Problem:
Here are some records. Copy each one exactly.

Lines of data

☆ ☆ ☆

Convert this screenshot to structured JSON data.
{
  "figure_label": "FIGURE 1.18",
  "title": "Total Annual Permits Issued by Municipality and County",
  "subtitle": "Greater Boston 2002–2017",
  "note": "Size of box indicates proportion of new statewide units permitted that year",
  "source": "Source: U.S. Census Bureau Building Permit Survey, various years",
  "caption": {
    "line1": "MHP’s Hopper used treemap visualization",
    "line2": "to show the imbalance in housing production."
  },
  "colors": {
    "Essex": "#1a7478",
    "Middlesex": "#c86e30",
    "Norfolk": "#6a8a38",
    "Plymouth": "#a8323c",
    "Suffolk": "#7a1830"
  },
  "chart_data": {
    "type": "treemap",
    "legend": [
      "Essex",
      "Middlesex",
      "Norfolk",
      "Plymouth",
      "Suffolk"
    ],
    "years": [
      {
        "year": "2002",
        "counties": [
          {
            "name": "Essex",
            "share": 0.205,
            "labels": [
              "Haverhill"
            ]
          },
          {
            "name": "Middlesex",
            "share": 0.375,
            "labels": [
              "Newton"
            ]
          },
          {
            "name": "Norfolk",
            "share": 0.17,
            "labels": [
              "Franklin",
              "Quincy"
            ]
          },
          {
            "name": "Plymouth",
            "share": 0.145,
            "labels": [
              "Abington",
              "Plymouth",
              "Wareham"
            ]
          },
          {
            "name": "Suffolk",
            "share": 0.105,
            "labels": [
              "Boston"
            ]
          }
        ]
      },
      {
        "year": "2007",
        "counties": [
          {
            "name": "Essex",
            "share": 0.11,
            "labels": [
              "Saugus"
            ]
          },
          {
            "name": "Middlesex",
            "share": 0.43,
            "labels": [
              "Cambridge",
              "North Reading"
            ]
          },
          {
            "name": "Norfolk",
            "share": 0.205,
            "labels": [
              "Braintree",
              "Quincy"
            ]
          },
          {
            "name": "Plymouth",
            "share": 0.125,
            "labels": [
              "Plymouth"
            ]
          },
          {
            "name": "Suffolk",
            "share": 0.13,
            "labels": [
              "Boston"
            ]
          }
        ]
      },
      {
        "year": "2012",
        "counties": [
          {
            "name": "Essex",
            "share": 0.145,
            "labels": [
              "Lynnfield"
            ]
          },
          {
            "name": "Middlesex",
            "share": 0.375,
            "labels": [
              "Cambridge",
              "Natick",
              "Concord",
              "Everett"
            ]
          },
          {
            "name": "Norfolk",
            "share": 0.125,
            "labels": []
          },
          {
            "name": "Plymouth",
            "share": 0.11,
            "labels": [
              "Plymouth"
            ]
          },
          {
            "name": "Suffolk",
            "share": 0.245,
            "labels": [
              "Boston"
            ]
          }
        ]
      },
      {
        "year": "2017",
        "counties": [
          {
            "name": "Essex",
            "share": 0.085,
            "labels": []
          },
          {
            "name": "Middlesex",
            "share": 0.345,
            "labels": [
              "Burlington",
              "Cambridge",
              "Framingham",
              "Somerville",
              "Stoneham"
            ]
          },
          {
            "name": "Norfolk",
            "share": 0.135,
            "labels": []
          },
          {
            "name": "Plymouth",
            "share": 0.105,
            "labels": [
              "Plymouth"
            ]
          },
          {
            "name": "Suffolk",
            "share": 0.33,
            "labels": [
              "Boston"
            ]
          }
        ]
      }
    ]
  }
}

☆ ☆ ☆

The solution:
Convert this screenshot to structured JSON data.
{
  "figure_label": "FIGURE 1.18",
  "title": "Total Annual Permits Issued by Municipality and County",
  "subtitle": "Greater Boston 2002–2017",
  "note": "Size of box indicates proportion of new statewide units permitted that year",
  "source": "Source: U.S. Census Bureau Building Permit Survey, various years",
  "caption": {
    "line1": "MHP’s Hopper used treemap visualization",
    "line2": "to show the imbalance in housing production."
  },
  "colors": {
    "Essex": "#1a7478",
    "Middlesex": "#c86e30",
    "Norfolk": "#6a8a38",
    "Plymouth": "#a8323c",
    "Suffolk": "#7a1830"
  },
  "chart_data": {
    "type": "treemap",
    "legend": [
      "Essex",
      "Middlesex",
      "Norfolk",
      "Plymouth",
      "Suffolk"
    ],
    "years": [
      {
        "year": "2002",
        "counties": [
          {
            "name": "Essex",
            "share": 0.205,
            "labels": [
              "Haverhill"
            ]
          },
          {
            "name": "Middlesex",
            "share": 0.375,
            "labels": [
              "Newton"
            ]
          },
          {
            "name": "Norfolk",
            "share": 0.17,
            "labels": [
              "Franklin",
              "Quincy"
            ]
          },
          {
            "name": "Plymouth",
            "share": 0.145,
            "labels": [
              "Abington",
              "Plymouth",
              "Wareham"
            ]
          },
          {
            "name": "Suffolk",
            "share": 0.105,
            "labels": [
              "Boston"
            ]
          }
        ]
      },
      {
        "year": "2007",
        "counties": [
          {
            "name": "Essex",
            "share": 0.11,
            "labels": [
              "Saugus"
            ]
          },
          {
            "name": "Middlesex",
            "share": 0.43,
            "labels": [
              "Cambridge",
              "North Reading"
            ]
          },
          {
            "name": "Norfolk",
            "share": 0.205,
            "labels": [
              "Braintree",
              "Quincy"
            ]
          },
          {
            "name": "Plymouth",
            "share": 0.125,
            "labels": [
              "Plymouth"
            ]
          },
          {
            "name": "Suffolk",
            "share": 0.13,
            "labels": [
              "Boston"
            ]
          }
        ]
      },
      {
        "year": "2012",
        "counties": [
          {
            "name": "Essex",
            "share": 0.145,
            "labels": [
              "Lynnfield"
            ]
          },
          {
            "name": "Middlesex",
            "share": 0.375,
            "labels": [
              "Cambridge",
              "Natick",
              "Concord",
              "Everett"
            ]
          },
          {
            "name": "Norfolk",
            "share": 0.125,
            "labels": []
          },
          {
            "name": "Plymouth",
            "share": 0.11,
            "labels": [
              "Plymouth"
            ]
          },
          {
            "name": "Suffolk",
            "share": 0.245,
            "labels": [
              "Boston"
            ]
          }
        ]
      },
      {
        "year": "2017",
        "counties": [
          {
            "name": "Essex",
            "share": 0.085,
            "labels": []
          },
          {
            "name": "Middlesex",
            "share": 0.345,
            "labels": [
              "Burlington",
              "Cambridge",
              "Framingham",
              "Somerville",
              "Stoneham"
            ]
          },
          {
            "name": "Norfolk",
            "share": 0.135,
            "labels": []
          },
          {
            "name": "Plymouth",
            "share": 0.105,
            "labels": [
              "Plymouth"
            ]
          },
          {
            "name": "Suffolk",
            "share": 0.33,
            "labels": [
              "Boston"
            ]
          }
        ]
      }
    ]
  }
}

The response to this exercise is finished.